#### Set problem
Retype the whole listing, please, keeping every line exact and dropping the pictures.

(Figure record listings)

++++++++++++++++++++

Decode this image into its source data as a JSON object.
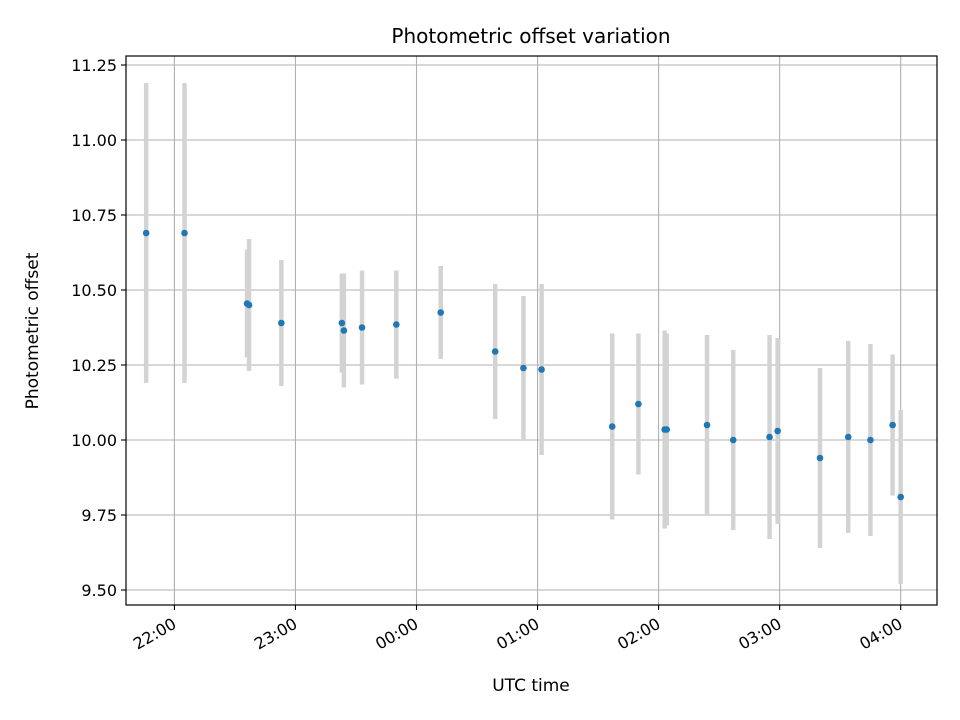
{
  "chart_data": {
    "type": "scatter",
    "title": "Photometric offset variation",
    "xlabel": "UTC time",
    "ylabel": "Photometric offset",
    "xlim": [
      "2023-01-01T21:36",
      "2023-01-02T04:18"
    ],
    "ylim": [
      9.45,
      11.28
    ],
    "x_ticks": [
      {
        "time": "2023-01-01T22:00",
        "label": "22:00"
      },
      {
        "time": "2023-01-01T23:00",
        "label": "23:00"
      },
      {
        "time": "2023-01-02T00:00",
        "label": "00:00"
      },
      {
        "time": "2023-01-02T01:00",
        "label": "01:00"
      },
      {
        "time": "2023-01-02T02:00",
        "label": "02:00"
      },
      {
        "time": "2023-01-02T03:00",
        "label": "03:00"
      },
      {
        "time": "2023-01-02T04:00",
        "label": "04:00"
      }
    ],
    "y_ticks": [
      9.5,
      9.75,
      10.0,
      10.25,
      10.5,
      10.75,
      11.0,
      11.25
    ],
    "y_tick_labels": [
      "9.50",
      "9.75",
      "10.00",
      "10.25",
      "10.50",
      "10.75",
      "11.00",
      "11.25"
    ],
    "grid": true,
    "point_color": "#1f77b4",
    "errorbar_color": "#d3d3d3",
    "points": [
      {
        "x": "2023-01-01T21:46",
        "y": 10.69,
        "err": 0.5
      },
      {
        "x": "2023-01-01T22:05",
        "y": 10.69,
        "err": 0.5
      },
      {
        "x": "2023-01-01T22:36",
        "y": 10.455,
        "err": 0.18
      },
      {
        "x": "2023-01-01T22:37",
        "y": 10.45,
        "err": 0.22
      },
      {
        "x": "2023-01-01T22:53",
        "y": 10.39,
        "err": 0.21
      },
      {
        "x": "2023-01-01T23:23",
        "y": 10.39,
        "err": 0.165
      },
      {
        "x": "2023-01-01T23:24",
        "y": 10.365,
        "err": 0.19
      },
      {
        "x": "2023-01-01T23:33",
        "y": 10.375,
        "err": 0.19
      },
      {
        "x": "2023-01-01T23:50",
        "y": 10.385,
        "err": 0.18
      },
      {
        "x": "2023-01-02T00:12",
        "y": 10.425,
        "err": 0.155
      },
      {
        "x": "2023-01-02T00:39",
        "y": 10.295,
        "err": 0.225
      },
      {
        "x": "2023-01-02T00:53",
        "y": 10.24,
        "err": 0.24
      },
      {
        "x": "2023-01-02T01:02",
        "y": 10.235,
        "err": 0.285
      },
      {
        "x": "2023-01-02T01:37",
        "y": 10.045,
        "err": 0.31
      },
      {
        "x": "2023-01-02T01:50",
        "y": 10.12,
        "err": 0.235
      },
      {
        "x": "2023-01-02T02:03",
        "y": 10.035,
        "err": 0.33
      },
      {
        "x": "2023-01-02T02:04",
        "y": 10.035,
        "err": 0.32
      },
      {
        "x": "2023-01-02T02:24",
        "y": 10.05,
        "err": 0.3
      },
      {
        "x": "2023-01-02T02:37",
        "y": 10.0,
        "err": 0.3
      },
      {
        "x": "2023-01-02T02:55",
        "y": 10.01,
        "err": 0.34
      },
      {
        "x": "2023-01-02T02:59",
        "y": 10.03,
        "err": 0.31
      },
      {
        "x": "2023-01-02T03:20",
        "y": 9.94,
        "err": 0.3
      },
      {
        "x": "2023-01-02T03:34",
        "y": 10.01,
        "err": 0.32
      },
      {
        "x": "2023-01-02T03:45",
        "y": 10.0,
        "err": 0.32
      },
      {
        "x": "2023-01-02T03:56",
        "y": 10.05,
        "err": 0.235
      },
      {
        "x": "2023-01-02T04:00",
        "y": 9.81,
        "err": 0.29
      }
    ]
  }
}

++++++++++++++++++++

#### Response to this task
Decode this image into its source data as a JSON object.
{
  "chart_data": {
    "type": "scatter",
    "title": "Photometric offset variation",
    "xlabel": "UTC time",
    "ylabel": "Photometric offset",
    "xlim": [
      "2023-01-01T21:36",
      "2023-01-02T04:18"
    ],
    "ylim": [
      9.45,
      11.28
    ],
    "x_ticks": [
      {
        "time": "2023-01-01T22:00",
        "label": "22:00"
      },
      {
        "time": "2023-01-01T23:00",
        "label": "23:00"
      },
      {
        "time": "2023-01-02T00:00",
        "label": "00:00"
      },
      {
        "time": "2023-01-02T01:00",
        "label": "01:00"
      },
      {
        "time": "2023-01-02T02:00",
        "label": "02:00"
      },
      {
        "time": "2023-01-02T03:00",
        "label": "03:00"
      },
      {
        "time": "2023-01-02T04:00",
        "label": "04:00"
      }
    ],
    "y_ticks": [
      9.5,
      9.75,
      10.0,
      10.25,
      10.5,
      10.75,
      11.0,
      11.25
    ],
    "y_tick_labels": [
      "9.50",
      "9.75",
      "10.00",
      "10.25",
      "10.50",
      "10.75",
      "11.00",
      "11.25"
    ],
    "grid": true,
    "point_color": "#1f77b4",
    "errorbar_color": "#d3d3d3",
    "points": [
      {
        "x": "2023-01-01T21:46",
        "y": 10.69,
        "err": 0.5
      },
      {
        "x": "2023-01-01T22:05",
        "y": 10.69,
        "err": 0.5
      },
      {
        "x": "2023-01-01T22:36",
        "y": 10.455,
        "err": 0.18
      },
      {
        "x": "2023-01-01T22:37",
        "y": 10.45,
        "err": 0.22
      },
      {
        "x": "2023-01-01T22:53",
        "y": 10.39,
        "err": 0.21
      },
      {
        "x": "2023-01-01T23:23",
        "y": 10.39,
        "err": 0.165
      },
      {
        "x": "2023-01-01T23:24",
        "y": 10.365,
        "err": 0.19
      },
      {
        "x": "2023-01-01T23:33",
        "y": 10.375,
        "err": 0.19
      },
      {
        "x": "2023-01-01T23:50",
        "y": 10.385,
        "err": 0.18
      },
      {
        "x": "2023-01-02T00:12",
        "y": 10.425,
        "err": 0.155
      },
      {
        "x": "2023-01-02T00:39",
        "y": 10.295,
        "err": 0.225
      },
      {
        "x": "2023-01-02T00:53",
        "y": 10.24,
        "err": 0.24
      },
      {
        "x": "2023-01-02T01:02",
        "y": 10.235,
        "err": 0.285
      },
      {
        "x": "2023-01-02T01:37",
        "y": 10.045,
        "err": 0.31
      },
      {
        "x": "2023-01-02T01:50",
        "y": 10.12,
        "err": 0.235
      },
      {
        "x": "2023-01-02T02:03",
        "y": 10.035,
        "err": 0.33
      },
      {
        "x": "2023-01-02T02:04",
        "y": 10.035,
        "err": 0.32
      },
      {
        "x": "2023-01-02T02:24",
        "y": 10.05,
        "err": 0.3
      },
      {
        "x": "2023-01-02T02:37",
        "y": 10.0,
        "err": 0.3
      },
      {
        "x": "2023-01-02T02:55",
        "y": 10.01,
        "err": 0.34
      },
      {
        "x": "2023-01-02T02:59",
        "y": 10.03,
        "err": 0.31
      },
      {
        "x": "2023-01-02T03:20",
        "y": 9.94,
        "err": 0.3
      },
      {
        "x": "2023-01-02T03:34",
        "y": 10.01,
        "err": 0.32
      },
      {
        "x": "2023-01-02T03:45",
        "y": 10.0,
        "err": 0.32
      },
      {
        "x": "2023-01-02T03:56",
        "y": 10.05,
        "err": 0.235
      },
      {
        "x": "2023-01-02T04:00",
        "y": 9.81,
        "err": 0.29
      }
    ]
  }
}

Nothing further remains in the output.